## Given problem
Go over the entries below line by line, copying each one that contains the word "Smith".

Collected data entries
────────────────

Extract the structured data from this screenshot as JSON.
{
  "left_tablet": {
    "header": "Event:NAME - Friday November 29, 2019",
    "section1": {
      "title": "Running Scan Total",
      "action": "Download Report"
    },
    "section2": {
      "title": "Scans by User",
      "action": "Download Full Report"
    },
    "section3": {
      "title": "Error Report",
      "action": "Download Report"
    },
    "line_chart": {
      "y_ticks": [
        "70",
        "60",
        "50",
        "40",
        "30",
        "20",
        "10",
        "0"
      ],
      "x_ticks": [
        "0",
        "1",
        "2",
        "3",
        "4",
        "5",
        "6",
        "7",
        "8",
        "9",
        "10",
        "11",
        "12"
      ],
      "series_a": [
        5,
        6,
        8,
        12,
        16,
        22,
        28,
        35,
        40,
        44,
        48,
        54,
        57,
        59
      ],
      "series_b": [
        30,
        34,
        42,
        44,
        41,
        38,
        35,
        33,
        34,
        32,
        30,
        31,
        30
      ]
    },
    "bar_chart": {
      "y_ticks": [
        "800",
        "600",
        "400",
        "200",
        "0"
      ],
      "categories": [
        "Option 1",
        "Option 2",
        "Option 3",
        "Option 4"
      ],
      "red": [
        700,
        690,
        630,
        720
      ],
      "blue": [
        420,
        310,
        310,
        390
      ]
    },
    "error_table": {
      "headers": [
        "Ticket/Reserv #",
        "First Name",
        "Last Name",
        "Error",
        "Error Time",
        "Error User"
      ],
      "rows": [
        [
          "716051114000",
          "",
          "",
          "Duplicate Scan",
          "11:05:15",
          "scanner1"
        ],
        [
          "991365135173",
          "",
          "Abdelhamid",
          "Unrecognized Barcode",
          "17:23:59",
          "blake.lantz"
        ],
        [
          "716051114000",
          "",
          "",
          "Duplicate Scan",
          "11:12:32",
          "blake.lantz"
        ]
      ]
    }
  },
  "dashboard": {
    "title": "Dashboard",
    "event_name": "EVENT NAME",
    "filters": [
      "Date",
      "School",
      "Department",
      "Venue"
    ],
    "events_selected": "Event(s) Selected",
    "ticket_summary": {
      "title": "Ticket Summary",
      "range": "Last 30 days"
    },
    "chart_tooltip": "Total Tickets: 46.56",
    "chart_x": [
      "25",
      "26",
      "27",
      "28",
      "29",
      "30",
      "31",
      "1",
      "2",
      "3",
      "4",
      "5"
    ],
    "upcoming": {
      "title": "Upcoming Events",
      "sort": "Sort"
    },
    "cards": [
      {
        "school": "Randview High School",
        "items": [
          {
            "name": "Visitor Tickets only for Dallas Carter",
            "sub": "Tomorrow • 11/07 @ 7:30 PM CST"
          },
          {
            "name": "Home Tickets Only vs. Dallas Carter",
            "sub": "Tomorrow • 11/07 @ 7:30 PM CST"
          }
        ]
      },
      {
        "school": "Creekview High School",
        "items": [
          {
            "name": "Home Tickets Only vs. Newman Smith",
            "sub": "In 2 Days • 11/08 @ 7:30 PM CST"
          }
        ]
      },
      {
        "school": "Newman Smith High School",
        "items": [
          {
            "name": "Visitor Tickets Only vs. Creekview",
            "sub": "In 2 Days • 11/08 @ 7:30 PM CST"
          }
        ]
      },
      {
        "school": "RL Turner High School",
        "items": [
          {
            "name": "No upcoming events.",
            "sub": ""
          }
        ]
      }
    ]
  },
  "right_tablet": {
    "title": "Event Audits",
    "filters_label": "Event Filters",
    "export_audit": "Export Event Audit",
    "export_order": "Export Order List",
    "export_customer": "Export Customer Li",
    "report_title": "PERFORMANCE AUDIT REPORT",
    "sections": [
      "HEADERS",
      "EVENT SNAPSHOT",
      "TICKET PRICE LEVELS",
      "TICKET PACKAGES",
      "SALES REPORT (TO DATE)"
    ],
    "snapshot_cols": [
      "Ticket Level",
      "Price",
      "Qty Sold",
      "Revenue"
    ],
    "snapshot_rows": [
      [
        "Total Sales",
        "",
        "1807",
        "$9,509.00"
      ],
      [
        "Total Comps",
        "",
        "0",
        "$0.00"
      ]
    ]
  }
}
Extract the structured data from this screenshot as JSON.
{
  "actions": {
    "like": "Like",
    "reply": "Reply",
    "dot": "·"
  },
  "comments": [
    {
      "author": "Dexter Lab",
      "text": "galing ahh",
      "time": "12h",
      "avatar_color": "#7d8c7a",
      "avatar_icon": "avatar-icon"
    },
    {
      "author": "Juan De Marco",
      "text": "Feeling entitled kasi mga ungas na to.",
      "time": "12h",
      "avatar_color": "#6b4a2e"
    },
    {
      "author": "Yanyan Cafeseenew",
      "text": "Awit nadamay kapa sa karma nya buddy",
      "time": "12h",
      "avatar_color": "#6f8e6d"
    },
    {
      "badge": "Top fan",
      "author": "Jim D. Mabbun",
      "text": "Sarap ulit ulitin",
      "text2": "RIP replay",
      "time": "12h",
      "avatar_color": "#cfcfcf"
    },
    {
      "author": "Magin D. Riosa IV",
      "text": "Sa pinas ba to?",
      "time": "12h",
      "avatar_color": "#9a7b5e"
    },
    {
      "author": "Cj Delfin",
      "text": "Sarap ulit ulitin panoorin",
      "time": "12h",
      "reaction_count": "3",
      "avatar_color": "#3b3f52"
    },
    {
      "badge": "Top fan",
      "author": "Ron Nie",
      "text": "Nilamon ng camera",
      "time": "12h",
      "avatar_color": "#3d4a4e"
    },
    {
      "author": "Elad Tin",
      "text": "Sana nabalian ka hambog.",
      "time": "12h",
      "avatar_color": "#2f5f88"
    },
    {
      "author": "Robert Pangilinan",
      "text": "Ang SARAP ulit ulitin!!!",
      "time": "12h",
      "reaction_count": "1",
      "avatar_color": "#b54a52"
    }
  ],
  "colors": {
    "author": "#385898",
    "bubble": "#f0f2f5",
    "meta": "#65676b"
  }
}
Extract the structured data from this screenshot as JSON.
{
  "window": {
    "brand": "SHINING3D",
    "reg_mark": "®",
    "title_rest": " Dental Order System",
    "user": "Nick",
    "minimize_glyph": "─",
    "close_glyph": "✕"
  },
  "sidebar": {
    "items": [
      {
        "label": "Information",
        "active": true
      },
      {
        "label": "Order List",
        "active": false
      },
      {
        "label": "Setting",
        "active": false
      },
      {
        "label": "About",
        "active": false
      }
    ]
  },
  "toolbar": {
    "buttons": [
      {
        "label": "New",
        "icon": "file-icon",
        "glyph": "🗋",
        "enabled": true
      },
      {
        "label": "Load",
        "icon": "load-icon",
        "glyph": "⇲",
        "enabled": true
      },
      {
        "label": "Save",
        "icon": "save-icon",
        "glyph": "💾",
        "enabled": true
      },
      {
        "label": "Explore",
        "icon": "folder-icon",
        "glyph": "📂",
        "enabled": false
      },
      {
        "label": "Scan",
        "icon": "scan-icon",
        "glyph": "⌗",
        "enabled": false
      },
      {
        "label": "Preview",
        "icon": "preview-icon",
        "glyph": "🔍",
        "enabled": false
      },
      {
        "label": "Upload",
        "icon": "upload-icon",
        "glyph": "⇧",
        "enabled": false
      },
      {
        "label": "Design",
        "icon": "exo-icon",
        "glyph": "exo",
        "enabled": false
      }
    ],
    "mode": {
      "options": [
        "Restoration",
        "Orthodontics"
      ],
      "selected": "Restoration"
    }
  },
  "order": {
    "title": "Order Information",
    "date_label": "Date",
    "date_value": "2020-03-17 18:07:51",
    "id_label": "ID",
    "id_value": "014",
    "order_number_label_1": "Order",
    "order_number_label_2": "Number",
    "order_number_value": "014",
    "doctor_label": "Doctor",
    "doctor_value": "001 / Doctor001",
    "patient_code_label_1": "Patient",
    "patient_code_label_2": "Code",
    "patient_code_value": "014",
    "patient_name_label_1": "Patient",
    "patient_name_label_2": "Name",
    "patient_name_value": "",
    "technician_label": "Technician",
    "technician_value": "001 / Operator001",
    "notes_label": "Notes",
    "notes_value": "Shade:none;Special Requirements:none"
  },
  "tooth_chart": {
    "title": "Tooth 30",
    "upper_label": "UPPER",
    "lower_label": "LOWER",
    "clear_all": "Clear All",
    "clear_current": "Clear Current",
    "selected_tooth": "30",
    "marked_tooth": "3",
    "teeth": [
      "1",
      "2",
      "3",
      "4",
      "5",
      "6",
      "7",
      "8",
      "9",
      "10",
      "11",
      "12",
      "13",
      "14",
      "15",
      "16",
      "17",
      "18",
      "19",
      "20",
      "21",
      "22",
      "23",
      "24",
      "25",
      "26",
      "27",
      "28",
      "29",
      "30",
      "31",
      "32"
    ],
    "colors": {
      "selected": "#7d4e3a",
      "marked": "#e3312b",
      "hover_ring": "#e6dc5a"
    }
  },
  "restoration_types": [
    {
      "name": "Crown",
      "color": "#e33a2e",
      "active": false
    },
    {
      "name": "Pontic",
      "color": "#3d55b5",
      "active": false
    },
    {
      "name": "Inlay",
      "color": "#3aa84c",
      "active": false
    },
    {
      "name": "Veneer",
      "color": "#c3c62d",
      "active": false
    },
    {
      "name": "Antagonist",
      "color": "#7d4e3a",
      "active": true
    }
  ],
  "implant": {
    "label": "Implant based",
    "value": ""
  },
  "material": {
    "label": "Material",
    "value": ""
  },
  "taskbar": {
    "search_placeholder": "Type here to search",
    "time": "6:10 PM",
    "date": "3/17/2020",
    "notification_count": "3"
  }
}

────────────────

## Correct result
            "name": "Home Tickets Only vs. Newman Smith",
        "school": "Newman Smith High School",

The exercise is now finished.